> **What the exercise asks**
Print the listing that follows, character for character.

> **Material provided**
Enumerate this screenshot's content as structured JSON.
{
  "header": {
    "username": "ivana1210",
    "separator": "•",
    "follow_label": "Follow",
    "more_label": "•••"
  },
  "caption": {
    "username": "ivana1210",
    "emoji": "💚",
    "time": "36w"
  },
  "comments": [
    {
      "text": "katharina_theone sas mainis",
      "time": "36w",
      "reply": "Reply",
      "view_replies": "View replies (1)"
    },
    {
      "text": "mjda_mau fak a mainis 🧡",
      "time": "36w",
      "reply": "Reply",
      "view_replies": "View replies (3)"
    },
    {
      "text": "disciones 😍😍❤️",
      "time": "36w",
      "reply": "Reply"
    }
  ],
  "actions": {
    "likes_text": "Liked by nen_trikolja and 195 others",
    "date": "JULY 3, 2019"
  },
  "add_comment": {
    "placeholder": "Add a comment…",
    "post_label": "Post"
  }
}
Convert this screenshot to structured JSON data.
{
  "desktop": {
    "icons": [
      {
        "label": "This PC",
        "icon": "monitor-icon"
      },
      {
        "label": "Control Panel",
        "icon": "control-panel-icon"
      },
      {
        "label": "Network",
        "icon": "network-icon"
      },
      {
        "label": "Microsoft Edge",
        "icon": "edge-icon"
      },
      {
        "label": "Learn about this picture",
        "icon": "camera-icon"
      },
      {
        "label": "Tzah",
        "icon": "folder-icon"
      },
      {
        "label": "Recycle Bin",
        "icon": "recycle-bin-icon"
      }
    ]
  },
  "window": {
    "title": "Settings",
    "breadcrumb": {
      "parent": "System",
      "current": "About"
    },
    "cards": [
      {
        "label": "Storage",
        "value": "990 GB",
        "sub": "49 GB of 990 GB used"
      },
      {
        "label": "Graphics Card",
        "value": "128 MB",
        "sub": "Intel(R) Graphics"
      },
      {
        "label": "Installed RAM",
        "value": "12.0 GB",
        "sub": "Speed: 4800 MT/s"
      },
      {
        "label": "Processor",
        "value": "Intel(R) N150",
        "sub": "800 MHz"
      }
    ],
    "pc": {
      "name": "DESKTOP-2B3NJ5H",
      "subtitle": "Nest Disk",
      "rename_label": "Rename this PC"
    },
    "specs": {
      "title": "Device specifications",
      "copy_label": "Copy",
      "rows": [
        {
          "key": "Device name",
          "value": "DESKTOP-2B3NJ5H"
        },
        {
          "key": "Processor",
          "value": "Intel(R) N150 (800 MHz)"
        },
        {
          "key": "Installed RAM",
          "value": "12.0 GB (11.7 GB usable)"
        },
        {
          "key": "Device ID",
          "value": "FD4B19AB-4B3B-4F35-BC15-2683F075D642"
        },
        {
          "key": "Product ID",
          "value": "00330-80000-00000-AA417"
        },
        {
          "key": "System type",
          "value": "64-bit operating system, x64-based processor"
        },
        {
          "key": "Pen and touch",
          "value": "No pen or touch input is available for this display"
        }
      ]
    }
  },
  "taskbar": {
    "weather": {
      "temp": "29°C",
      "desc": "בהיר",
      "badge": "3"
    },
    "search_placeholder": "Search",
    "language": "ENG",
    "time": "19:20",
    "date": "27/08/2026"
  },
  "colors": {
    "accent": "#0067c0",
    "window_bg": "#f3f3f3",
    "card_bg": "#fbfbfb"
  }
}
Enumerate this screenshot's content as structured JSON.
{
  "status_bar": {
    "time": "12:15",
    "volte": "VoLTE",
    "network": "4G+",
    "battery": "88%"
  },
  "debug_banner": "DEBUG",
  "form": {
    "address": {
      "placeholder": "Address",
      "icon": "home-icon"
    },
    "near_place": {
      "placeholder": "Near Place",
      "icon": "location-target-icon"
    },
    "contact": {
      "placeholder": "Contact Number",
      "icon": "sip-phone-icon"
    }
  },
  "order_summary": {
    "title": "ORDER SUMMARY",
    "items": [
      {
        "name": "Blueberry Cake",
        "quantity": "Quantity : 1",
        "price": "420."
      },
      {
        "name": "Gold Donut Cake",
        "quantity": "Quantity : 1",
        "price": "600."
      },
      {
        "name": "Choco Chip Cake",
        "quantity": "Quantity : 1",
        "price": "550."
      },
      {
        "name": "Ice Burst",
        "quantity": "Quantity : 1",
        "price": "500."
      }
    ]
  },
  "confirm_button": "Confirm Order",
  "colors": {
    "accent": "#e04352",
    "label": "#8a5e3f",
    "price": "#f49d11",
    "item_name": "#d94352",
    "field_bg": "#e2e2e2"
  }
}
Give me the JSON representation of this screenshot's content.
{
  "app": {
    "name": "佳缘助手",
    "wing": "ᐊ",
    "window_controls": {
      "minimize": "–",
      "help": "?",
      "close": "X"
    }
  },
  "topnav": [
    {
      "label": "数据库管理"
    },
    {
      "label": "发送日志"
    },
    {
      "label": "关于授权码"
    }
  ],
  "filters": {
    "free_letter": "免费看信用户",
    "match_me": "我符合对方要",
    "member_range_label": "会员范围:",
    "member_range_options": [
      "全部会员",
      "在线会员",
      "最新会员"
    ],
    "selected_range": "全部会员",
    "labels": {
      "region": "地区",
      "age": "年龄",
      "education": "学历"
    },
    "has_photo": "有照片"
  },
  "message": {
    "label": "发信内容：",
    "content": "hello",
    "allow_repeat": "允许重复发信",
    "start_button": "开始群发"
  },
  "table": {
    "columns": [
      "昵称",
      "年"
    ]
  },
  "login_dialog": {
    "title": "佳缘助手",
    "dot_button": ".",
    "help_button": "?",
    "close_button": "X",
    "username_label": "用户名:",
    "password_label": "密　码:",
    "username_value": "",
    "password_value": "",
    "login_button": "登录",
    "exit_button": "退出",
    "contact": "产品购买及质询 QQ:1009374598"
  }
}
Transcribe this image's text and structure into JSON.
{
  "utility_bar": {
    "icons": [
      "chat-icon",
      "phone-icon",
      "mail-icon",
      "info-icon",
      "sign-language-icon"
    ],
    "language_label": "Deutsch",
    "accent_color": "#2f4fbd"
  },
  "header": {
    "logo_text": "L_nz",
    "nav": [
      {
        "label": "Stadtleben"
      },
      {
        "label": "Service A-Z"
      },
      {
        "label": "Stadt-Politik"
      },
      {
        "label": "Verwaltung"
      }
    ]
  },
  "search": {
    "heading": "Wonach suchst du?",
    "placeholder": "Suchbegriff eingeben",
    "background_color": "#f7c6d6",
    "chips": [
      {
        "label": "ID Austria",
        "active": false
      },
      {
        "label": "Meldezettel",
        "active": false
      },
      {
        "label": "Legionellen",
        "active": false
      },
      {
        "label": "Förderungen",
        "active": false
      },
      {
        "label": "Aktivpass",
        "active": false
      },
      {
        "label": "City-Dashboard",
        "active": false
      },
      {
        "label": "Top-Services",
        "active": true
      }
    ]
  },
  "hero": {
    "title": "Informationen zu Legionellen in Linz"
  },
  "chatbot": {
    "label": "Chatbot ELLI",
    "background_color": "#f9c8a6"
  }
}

> **Written solution**
Enumerate this screenshot's content as structured JSON.
{
  "header": {
    "username": "ivana1210",
    "separator": "•",
    "follow_label": "Follow",
    "more_label": "•••"
  },
  "caption": {
    "username": "ivana1210",
    "emoji": "💚",
    "time": "36w"
  },
  "comments": [
    {
      "text": "katharina_theone sas mainis",
      "time": "36w",
      "reply": "Reply",
      "view_replies": "View replies (1)"
    },
    {
      "text": "mjda_mau fak a mainis 🧡",
      "time": "36w",
      "reply": "Reply",
      "view_replies": "View replies (3)"
    },
    {
      "text": "disciones 😍😍❤️",
      "time": "36w",
      "reply": "Reply"
    }
  ],
  "actions": {
    "likes_text": "Liked by nen_trikolja and 195 others",
    "date": "JULY 3, 2019"
  },
  "add_comment": {
    "placeholder": "Add a comment…",
    "post_label": "Post"
  }
}
Convert this screenshot to structured JSON data.
{
  "desktop": {
    "icons": [
      {
        "label": "This PC",
        "icon": "monitor-icon"
      },
      {
        "label": "Control Panel",
        "icon": "control-panel-icon"
      },
      {
        "label": "Network",
        "icon": "network-icon"
      },
      {
        "label": "Microsoft Edge",
        "icon": "edge-icon"
      },
      {
        "label": "Learn about this picture",
        "icon": "camera-icon"
      },
      {
        "label": "Tzah",
        "icon": "folder-icon"
      },
      {
        "label": "Recycle Bin",
        "icon": "recycle-bin-icon"
      }
    ]
  },
  "window": {
    "title": "Settings",
    "breadcrumb": {
      "parent": "System",
      "current": "About"
    },
    "cards": [
      {
        "label": "Storage",
        "value": "990 GB",
        "sub": "49 GB of 990 GB used"
      },
      {
        "label": "Graphics Card",
        "value": "128 MB",
        "sub": "Intel(R) Graphics"
      },
      {
        "label": "Installed RAM",
        "value": "12.0 GB",
        "sub": "Speed: 4800 MT/s"
      },
      {
        "label": "Processor",
        "value": "Intel(R) N150",
        "sub": "800 MHz"
      }
    ],
    "pc": {
      "name": "DESKTOP-2B3NJ5H",
      "subtitle": "Nest Disk",
      "rename_label": "Rename this PC"
    },
    "specs": {
      "title": "Device specifications",
      "copy_label": "Copy",
      "rows": [
        {
          "key": "Device name",
          "value": "DESKTOP-2B3NJ5H"
        },
        {
          "key": "Processor",
          "value": "Intel(R) N150 (800 MHz)"
        },
        {
          "key": "Installed RAM",
          "value": "12.0 GB (11.7 GB usable)"
        },
        {
          "key": "Device ID",
          "value": "FD4B19AB-4B3B-4F35-BC15-2683F075D642"
        },
        {
          "key": "Product ID",
          "value": "00330-80000-00000-AA417"
        },
        {
          "key": "System type",
          "value": "64-bit operating system, x64-based processor"
        },
        {
          "key": "Pen and touch",
          "value": "No pen or touch input is available for this display"
        }
      ]
    }
  },
  "taskbar": {
    "weather": {
      "temp": "29°C",
      "desc": "בהיר",
      "badge": "3"
    },
    "search_placeholder": "Search",
    "language": "ENG",
    "time": "19:20",
    "date": "27/08/2026"
  },
  "colors": {
    "accent": "#0067c0",
    "window_bg": "#f3f3f3",
    "card_bg": "#fbfbfb"
  }
}
Enumerate this screenshot's content as structured JSON.
{
  "status_bar": {
    "time": "12:15",
    "volte": "VoLTE",
    "network": "4G+",
    "battery": "88%"
  },
  "debug_banner": "DEBUG",
  "form": {
    "address": {
      "placeholder": "Address",
      "icon": "home-icon"
    },
    "near_place": {
      "placeholder": "Near Place",
      "icon": "location-target-icon"
    },
    "contact": {
      "placeholder": "Contact Number",
      "icon": "sip-phone-icon"
    }
  },
  "order_summary": {
    "title": "ORDER SUMMARY",
    "items": [
      {
        "name": "Blueberry Cake",
        "quantity": "Quantity : 1",
        "price": "420."
      },
      {
        "name": "Gold Donut Cake",
        "quantity": "Quantity : 1",
        "price": "600."
      },
      {
        "name": "Choco Chip Cake",
        "quantity": "Quantity : 1",
        "price": "550."
      },
      {
        "name": "Ice Burst",
        "quantity": "Quantity : 1",
        "price": "500."
      }
    ]
  },
  "confirm_button": "Confirm Order",
  "colors": {
    "accent": "#e04352",
    "label": "#8a5e3f",
    "price": "#f49d11",
    "item_name": "#d94352",
    "field_bg": "#e2e2e2"
  }
}
Give me the JSON representation of this screenshot's content.
{
  "app": {
    "name": "佳缘助手",
    "wing": "ᐊ",
    "window_controls": {
      "minimize": "–",
      "help": "?",
      "close": "X"
    }
  },
  "topnav": [
    {
      "label": "数据库管理"
    },
    {
      "label": "发送日志"
    },
    {
      "label": "关于授权码"
    }
  ],
  "filters": {
    "free_letter": "免费看信用户",
    "match_me": "我符合对方要",
    "member_range_label": "会员范围:",
    "member_range_options": [
      "全部会员",
      "在线会员",
      "最新会员"
    ],
    "selected_range": "全部会员",
    "labels": {
      "region": "地区",
      "age": "年龄",
      "education": "学历"
    },
    "has_photo": "有照片"
  },
  "message": {
    "label": "发信内容：",
    "content": "hello",
    "allow_repeat": "允许重复发信",
    "start_button": "开始群发"
  },
  "table": {
    "columns": [
      "昵称",
      "年"
    ]
  },
  "login_dialog": {
    "title": "佳缘助手",
    "dot_button": ".",
    "help_button": "?",
    "close_button": "X",
    "username_label": "用户名:",
    "password_label": "密　码:",
    "username_value": "",
    "password_value": "",
    "login_button": "登录",
    "exit_button": "退出",
    "contact": "产品购买及质询 QQ:1009374598"
  }
}
Transcribe this image's text and structure into JSON.
{
  "utility_bar": {
    "icons": [
      "chat-icon",
      "phone-icon",
      "mail-icon",
      "info-icon",
      "sign-language-icon"
    ],
    "language_label": "Deutsch",
    "accent_color": "#2f4fbd"
  },
  "header": {
    "logo_text": "L_nz",
    "nav": [
      {
        "label": "Stadtleben"
      },
      {
        "label": "Service A-Z"
      },
      {
        "label": "Stadt-Politik"
      },
      {
        "label": "Verwaltung"
      }
    ]
  },
  "search": {
    "heading": "Wonach suchst du?",
    "placeholder": "Suchbegriff eingeben",
    "background_color": "#f7c6d6",
    "chips": [
      {
        "label": "ID Austria",
        "active": false
      },
      {
        "label": "Meldezettel",
        "active": false
      },
      {
        "label": "Legionellen",
        "active": false
      },
      {
        "label": "Förderungen",
        "active": false
      },
      {
        "label": "Aktivpass",
        "active": false
      },
      {
        "label": "City-Dashboard",
        "active": false
      },
      {
        "label": "Top-Services",
        "active": true
      }
    ]
  },
  "hero": {
    "title": "Informationen zu Legionellen in Linz"
  },
  "chatbot": {
    "label": "Chatbot ELLI",
    "background_color": "#f9c8a6"
  }
}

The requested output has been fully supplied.